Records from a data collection
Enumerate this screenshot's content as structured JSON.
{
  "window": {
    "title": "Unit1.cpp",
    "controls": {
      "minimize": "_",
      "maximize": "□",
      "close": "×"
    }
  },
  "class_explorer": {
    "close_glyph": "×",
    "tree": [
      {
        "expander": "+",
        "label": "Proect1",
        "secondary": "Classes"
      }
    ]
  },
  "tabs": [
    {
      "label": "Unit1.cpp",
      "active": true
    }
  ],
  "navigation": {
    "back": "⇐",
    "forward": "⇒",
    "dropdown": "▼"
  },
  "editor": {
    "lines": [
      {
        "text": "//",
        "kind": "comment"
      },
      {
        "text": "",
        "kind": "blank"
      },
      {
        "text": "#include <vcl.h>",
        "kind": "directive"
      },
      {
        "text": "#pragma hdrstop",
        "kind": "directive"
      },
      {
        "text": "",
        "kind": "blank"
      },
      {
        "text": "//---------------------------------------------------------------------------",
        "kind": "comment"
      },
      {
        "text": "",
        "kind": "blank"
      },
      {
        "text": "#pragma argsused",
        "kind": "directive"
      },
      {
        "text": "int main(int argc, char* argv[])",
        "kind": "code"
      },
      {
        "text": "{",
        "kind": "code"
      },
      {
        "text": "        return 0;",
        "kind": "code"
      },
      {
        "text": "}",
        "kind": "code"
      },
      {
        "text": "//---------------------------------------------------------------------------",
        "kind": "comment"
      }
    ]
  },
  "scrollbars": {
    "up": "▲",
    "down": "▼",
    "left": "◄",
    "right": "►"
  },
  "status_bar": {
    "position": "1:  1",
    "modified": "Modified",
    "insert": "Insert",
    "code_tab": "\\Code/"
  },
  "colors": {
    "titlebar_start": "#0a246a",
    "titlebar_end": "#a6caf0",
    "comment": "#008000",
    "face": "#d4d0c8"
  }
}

* [Task to carry out] Each record above should be returned exactly as it appears.

* [Written solution]
Enumerate this screenshot's content as structured JSON.
{
  "window": {
    "title": "Unit1.cpp",
    "controls": {
      "minimize": "_",
      "maximize": "□",
      "close": "×"
    }
  },
  "class_explorer": {
    "close_glyph": "×",
    "tree": [
      {
        "expander": "+",
        "label": "Proect1",
        "secondary": "Classes"
      }
    ]
  },
  "tabs": [
    {
      "label": "Unit1.cpp",
      "active": true
    }
  ],
  "navigation": {
    "back": "⇐",
    "forward": "⇒",
    "dropdown": "▼"
  },
  "editor": {
    "lines": [
      {
        "text": "//",
        "kind": "comment"
      },
      {
        "text": "",
        "kind": "blank"
      },
      {
        "text": "#include <vcl.h>",
        "kind": "directive"
      },
      {
        "text": "#pragma hdrstop",
        "kind": "directive"
      },
      {
        "text": "",
        "kind": "blank"
      },
      {
        "text": "//---------------------------------------------------------------------------",
        "kind": "comment"
      },
      {
        "text": "",
        "kind": "blank"
      },
      {
        "text": "#pragma argsused",
        "kind": "directive"
      },
      {
        "text": "int main(int argc, char* argv[])",
        "kind": "code"
      },
      {
        "text": "{",
        "kind": "code"
      },
      {
        "text": "        return 0;",
        "kind": "code"
      },
      {
        "text": "}",
        "kind": "code"
      },
      {
        "text": "//---------------------------------------------------------------------------",
        "kind": "comment"
      }
    ]
  },
  "scrollbars": {
    "up": "▲",
    "down": "▼",
    "left": "◄",
    "right": "►"
  },
  "status_bar": {
    "position": "1:  1",
    "modified": "Modified",
    "insert": "Insert",
    "code_tab": "\\Code/"
  },
  "colors": {
    "titlebar_start": "#0a246a",
    "titlebar_end": "#a6caf0",
    "comment": "#008000",
    "face": "#d4d0c8"
  }
}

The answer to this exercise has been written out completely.